(Data listing)
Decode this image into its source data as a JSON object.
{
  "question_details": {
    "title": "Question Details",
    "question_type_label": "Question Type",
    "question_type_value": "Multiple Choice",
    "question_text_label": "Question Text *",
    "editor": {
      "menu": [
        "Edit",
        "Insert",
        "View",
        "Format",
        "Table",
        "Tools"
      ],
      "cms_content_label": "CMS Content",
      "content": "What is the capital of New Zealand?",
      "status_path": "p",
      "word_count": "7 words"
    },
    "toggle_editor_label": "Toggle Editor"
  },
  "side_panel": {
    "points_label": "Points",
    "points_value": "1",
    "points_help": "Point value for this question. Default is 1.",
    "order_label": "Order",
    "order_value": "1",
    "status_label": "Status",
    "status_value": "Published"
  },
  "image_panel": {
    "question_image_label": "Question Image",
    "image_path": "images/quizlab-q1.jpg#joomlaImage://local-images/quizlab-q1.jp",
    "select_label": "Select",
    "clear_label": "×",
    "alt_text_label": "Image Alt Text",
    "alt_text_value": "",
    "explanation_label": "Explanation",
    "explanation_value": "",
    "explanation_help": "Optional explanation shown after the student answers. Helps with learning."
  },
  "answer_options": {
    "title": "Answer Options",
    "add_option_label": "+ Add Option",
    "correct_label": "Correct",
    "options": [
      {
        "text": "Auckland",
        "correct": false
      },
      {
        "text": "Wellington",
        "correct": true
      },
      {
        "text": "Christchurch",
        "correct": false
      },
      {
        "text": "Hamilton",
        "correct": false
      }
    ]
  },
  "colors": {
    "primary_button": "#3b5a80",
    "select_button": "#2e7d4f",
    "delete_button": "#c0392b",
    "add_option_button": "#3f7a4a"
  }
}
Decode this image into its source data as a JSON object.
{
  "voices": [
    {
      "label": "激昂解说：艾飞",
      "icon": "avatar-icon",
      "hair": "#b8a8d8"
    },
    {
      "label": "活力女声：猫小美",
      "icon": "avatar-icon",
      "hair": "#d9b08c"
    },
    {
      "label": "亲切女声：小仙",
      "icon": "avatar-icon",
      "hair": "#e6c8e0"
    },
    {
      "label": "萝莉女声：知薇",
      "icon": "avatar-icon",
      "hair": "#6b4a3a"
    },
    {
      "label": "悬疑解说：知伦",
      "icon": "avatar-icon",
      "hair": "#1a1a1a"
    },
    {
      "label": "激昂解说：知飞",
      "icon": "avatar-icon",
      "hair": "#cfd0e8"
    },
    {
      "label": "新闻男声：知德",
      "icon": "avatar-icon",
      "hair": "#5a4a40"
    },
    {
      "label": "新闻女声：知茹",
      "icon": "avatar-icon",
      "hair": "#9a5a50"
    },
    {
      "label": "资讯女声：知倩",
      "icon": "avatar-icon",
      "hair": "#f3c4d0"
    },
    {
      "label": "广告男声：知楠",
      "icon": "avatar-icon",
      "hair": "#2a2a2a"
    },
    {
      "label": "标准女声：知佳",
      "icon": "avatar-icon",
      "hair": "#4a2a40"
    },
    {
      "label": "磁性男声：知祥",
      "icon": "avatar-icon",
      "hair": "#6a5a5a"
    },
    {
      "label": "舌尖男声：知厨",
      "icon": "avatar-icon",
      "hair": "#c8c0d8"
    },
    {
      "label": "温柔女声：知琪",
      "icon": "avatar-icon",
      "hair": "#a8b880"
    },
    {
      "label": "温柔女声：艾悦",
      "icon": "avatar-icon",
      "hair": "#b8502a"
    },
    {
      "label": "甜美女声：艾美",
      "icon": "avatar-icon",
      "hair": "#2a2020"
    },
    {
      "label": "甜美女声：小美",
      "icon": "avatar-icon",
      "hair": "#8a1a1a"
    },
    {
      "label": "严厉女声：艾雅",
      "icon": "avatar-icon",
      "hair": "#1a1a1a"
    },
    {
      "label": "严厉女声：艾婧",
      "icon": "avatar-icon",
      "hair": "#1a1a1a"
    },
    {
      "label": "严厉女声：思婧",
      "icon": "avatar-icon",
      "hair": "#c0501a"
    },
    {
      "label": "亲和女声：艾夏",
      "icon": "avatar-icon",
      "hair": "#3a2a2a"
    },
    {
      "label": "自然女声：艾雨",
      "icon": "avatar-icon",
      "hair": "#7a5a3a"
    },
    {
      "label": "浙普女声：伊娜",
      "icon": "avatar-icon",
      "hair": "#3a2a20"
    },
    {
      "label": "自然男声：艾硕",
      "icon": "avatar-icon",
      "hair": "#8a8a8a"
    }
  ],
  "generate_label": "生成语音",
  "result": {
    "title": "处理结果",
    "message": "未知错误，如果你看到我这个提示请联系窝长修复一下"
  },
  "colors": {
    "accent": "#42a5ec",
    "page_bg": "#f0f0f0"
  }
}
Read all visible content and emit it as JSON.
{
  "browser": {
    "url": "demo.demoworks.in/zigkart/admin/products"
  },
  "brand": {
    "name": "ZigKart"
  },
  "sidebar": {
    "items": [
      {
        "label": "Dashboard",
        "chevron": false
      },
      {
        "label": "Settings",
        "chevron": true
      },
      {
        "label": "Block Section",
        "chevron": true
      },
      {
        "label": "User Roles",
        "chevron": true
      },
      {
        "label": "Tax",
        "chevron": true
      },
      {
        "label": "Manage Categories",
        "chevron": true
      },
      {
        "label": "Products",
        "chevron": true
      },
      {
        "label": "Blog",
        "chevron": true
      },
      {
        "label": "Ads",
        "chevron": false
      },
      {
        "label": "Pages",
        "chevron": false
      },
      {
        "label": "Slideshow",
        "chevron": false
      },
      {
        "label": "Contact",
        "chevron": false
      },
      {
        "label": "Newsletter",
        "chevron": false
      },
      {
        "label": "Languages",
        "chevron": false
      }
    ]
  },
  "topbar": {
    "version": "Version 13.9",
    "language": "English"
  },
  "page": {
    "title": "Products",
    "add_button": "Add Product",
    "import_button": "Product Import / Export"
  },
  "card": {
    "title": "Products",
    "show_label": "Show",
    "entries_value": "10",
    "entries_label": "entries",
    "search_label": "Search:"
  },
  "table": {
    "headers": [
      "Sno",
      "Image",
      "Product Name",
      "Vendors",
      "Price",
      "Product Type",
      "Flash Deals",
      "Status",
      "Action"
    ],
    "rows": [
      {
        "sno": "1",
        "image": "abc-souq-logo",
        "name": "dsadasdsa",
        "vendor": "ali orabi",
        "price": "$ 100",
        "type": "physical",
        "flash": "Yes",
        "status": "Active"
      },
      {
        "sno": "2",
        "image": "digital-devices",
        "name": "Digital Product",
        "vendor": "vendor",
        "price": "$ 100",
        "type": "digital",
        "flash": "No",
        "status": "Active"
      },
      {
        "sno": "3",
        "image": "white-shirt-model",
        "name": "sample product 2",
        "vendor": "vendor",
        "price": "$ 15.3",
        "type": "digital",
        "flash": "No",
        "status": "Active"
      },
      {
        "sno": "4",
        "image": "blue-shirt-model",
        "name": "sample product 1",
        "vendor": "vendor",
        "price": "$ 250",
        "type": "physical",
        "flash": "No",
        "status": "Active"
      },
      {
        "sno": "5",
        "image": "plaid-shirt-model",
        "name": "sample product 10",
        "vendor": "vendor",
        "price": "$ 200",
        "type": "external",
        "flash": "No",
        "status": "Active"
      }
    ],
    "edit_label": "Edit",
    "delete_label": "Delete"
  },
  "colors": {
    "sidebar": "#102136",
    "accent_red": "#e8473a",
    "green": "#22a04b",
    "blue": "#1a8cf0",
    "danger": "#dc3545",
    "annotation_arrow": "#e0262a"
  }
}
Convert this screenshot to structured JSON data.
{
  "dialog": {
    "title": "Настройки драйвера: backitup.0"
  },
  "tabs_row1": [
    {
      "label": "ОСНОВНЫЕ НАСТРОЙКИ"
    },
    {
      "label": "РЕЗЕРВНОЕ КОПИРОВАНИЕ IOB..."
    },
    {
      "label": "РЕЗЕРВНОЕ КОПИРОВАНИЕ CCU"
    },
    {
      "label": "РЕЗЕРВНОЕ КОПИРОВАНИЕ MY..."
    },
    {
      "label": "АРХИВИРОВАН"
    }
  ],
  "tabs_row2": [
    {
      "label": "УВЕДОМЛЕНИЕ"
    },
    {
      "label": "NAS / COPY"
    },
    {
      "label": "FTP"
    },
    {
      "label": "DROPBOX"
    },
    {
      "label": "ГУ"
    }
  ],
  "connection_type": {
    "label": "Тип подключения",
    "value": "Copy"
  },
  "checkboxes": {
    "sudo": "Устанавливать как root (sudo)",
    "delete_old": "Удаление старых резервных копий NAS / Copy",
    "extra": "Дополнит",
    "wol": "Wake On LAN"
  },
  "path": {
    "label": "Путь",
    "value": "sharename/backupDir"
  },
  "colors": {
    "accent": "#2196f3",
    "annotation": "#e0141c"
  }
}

§ **REQUIREMENTS**
Copy out exactly the lines between the line with "Convert this screenshot" and the last line of the entries, counting both of those lines.

§ **THE COMPLETED TASK**
Convert this screenshot to structured JSON data.
{
  "dialog": {
    "title": "Настройки драйвера: backitup.0"
  },
  "tabs_row1": [
    {
      "label": "ОСНОВНЫЕ НАСТРОЙКИ"
    },
    {
      "label": "РЕЗЕРВНОЕ КОПИРОВАНИЕ IOB..."
    },
    {
      "label": "РЕЗЕРВНОЕ КОПИРОВАНИЕ CCU"
    },
    {
      "label": "РЕЗЕРВНОЕ КОПИРОВАНИЕ MY..."
    },
    {
      "label": "АРХИВИРОВАН"
    }
  ],
  "tabs_row2": [
    {
      "label": "УВЕДОМЛЕНИЕ"
    },
    {
      "label": "NAS / COPY"
    },
    {
      "label": "FTP"
    },
    {
      "label": "DROPBOX"
    },
    {
      "label": "ГУ"
    }
  ],
  "connection_type": {
    "label": "Тип подключения",
    "value": "Copy"
  },
  "checkboxes": {
    "sudo": "Устанавливать как root (sudo)",
    "delete_old": "Удаление старых резервных копий NAS / Copy",
    "extra": "Дополнит",
    "wol": "Wake On LAN"
  },
  "path": {
    "label": "Путь",
    "value": "sharename/backupDir"
  },
  "colors": {
    "accent": "#2196f3",
    "annotation": "#e0141c"
  }
}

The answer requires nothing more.